◆ Available data ◆
+++++

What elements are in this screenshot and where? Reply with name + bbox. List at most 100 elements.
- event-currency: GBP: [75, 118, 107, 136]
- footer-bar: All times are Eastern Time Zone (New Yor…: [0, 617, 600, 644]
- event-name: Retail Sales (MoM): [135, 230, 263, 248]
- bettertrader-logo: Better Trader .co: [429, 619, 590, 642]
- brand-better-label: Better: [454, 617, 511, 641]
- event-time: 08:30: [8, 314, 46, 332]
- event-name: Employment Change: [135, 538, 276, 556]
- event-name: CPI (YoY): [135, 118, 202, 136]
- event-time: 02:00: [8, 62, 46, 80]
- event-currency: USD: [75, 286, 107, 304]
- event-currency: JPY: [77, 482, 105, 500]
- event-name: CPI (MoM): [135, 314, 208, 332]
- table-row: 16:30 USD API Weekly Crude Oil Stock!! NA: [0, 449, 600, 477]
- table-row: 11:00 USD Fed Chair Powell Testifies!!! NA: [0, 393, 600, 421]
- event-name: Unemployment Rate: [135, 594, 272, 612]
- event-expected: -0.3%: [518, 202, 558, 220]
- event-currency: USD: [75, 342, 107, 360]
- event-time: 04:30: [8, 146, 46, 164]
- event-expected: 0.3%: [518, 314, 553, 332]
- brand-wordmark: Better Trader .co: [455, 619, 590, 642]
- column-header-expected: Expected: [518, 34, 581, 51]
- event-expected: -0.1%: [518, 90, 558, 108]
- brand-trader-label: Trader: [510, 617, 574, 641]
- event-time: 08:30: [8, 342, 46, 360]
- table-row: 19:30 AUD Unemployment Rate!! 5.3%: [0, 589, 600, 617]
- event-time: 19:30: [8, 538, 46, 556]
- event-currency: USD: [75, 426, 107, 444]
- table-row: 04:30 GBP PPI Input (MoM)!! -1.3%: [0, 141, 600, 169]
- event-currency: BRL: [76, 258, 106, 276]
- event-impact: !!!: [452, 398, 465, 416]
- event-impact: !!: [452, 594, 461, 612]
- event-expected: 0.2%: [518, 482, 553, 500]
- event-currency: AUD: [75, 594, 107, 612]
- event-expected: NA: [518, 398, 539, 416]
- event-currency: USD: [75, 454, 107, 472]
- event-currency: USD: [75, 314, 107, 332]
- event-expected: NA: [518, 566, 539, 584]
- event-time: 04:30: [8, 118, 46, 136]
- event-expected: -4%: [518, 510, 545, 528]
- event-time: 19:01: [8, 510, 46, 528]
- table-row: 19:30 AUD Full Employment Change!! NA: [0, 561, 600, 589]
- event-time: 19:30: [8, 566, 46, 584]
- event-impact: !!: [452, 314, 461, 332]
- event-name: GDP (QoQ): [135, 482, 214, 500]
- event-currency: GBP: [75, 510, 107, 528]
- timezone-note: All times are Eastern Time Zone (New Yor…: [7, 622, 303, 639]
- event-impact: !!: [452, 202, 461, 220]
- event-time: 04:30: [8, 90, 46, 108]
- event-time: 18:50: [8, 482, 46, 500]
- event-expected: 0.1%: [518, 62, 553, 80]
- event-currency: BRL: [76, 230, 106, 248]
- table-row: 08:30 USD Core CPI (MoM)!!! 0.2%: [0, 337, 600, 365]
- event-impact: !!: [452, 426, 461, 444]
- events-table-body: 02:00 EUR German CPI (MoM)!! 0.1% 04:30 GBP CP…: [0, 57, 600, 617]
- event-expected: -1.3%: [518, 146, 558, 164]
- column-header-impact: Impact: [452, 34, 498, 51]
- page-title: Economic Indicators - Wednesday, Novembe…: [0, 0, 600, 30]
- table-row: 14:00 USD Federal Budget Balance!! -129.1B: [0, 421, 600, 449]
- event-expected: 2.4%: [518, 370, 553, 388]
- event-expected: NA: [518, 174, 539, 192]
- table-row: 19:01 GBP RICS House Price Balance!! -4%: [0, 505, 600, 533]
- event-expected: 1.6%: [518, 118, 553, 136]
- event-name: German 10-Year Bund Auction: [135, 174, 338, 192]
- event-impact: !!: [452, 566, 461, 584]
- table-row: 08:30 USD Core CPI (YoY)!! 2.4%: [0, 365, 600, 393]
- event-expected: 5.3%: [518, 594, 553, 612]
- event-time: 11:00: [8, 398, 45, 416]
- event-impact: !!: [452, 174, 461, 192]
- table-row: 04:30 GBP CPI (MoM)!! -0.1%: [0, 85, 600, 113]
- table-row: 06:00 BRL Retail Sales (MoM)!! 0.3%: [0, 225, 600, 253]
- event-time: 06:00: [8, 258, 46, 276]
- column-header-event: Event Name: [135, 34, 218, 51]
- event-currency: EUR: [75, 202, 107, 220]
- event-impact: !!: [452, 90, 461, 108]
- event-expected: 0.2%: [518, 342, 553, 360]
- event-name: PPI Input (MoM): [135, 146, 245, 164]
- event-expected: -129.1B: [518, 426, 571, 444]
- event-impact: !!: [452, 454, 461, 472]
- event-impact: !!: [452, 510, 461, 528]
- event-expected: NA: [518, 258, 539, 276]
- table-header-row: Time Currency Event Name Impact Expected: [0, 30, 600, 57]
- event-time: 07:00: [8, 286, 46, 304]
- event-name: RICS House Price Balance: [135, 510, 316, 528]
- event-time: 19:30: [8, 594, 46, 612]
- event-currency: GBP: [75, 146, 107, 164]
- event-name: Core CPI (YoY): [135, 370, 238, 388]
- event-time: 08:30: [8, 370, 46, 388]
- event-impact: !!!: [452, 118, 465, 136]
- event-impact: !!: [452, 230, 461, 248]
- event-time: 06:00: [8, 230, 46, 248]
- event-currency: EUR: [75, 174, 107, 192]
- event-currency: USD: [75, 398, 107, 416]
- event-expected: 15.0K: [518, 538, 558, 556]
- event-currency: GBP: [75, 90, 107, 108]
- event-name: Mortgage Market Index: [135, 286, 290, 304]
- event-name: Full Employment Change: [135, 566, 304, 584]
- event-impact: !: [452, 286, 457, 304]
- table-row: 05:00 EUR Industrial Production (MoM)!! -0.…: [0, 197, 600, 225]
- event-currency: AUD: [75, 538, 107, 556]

+++++

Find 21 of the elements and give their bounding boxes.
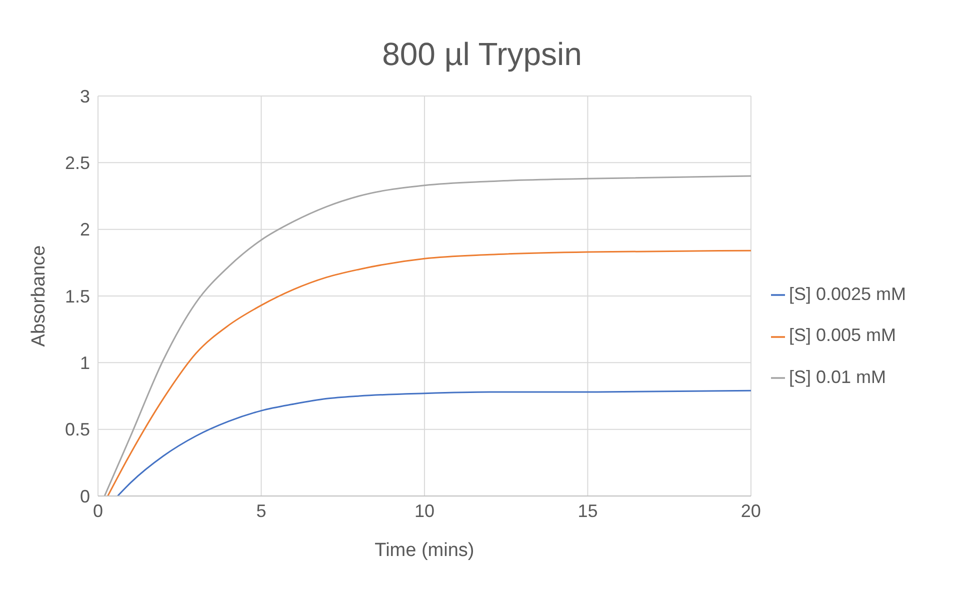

+++++

◆ Exercise description ◆
Tally the lines in the records above that contain the string "RICS", treating case as significant, and reply with only the number.

◆ In response ◆
2